Select all lines holding the word "text" from the entries that follow.

##### Data provided

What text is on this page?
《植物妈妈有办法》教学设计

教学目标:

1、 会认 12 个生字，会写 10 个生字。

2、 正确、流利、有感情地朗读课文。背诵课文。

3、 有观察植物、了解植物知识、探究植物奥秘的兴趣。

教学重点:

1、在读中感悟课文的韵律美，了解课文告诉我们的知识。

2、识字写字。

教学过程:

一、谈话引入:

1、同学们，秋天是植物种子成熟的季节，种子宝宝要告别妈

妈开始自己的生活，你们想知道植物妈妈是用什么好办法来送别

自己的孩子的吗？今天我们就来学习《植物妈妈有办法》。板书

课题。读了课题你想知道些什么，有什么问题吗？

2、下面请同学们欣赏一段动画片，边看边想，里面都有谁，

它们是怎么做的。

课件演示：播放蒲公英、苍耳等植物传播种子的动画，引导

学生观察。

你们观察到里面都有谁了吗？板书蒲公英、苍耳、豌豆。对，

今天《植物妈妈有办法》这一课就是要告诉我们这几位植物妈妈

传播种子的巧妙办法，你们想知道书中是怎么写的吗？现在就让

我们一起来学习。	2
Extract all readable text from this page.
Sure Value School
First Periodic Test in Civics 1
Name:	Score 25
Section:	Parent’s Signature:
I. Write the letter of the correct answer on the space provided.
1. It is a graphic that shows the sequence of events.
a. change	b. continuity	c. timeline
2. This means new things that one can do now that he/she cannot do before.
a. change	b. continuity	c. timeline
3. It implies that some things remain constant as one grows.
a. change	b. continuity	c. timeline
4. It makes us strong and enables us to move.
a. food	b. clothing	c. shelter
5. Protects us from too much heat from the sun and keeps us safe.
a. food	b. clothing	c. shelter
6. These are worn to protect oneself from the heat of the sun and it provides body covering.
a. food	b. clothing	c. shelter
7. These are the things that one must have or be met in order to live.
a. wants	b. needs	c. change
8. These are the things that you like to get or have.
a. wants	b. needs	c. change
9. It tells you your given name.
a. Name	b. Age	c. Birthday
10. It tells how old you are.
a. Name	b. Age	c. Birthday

##########

■ **Output of the exercise**
What text is on this page?
Extract all readable text from this page.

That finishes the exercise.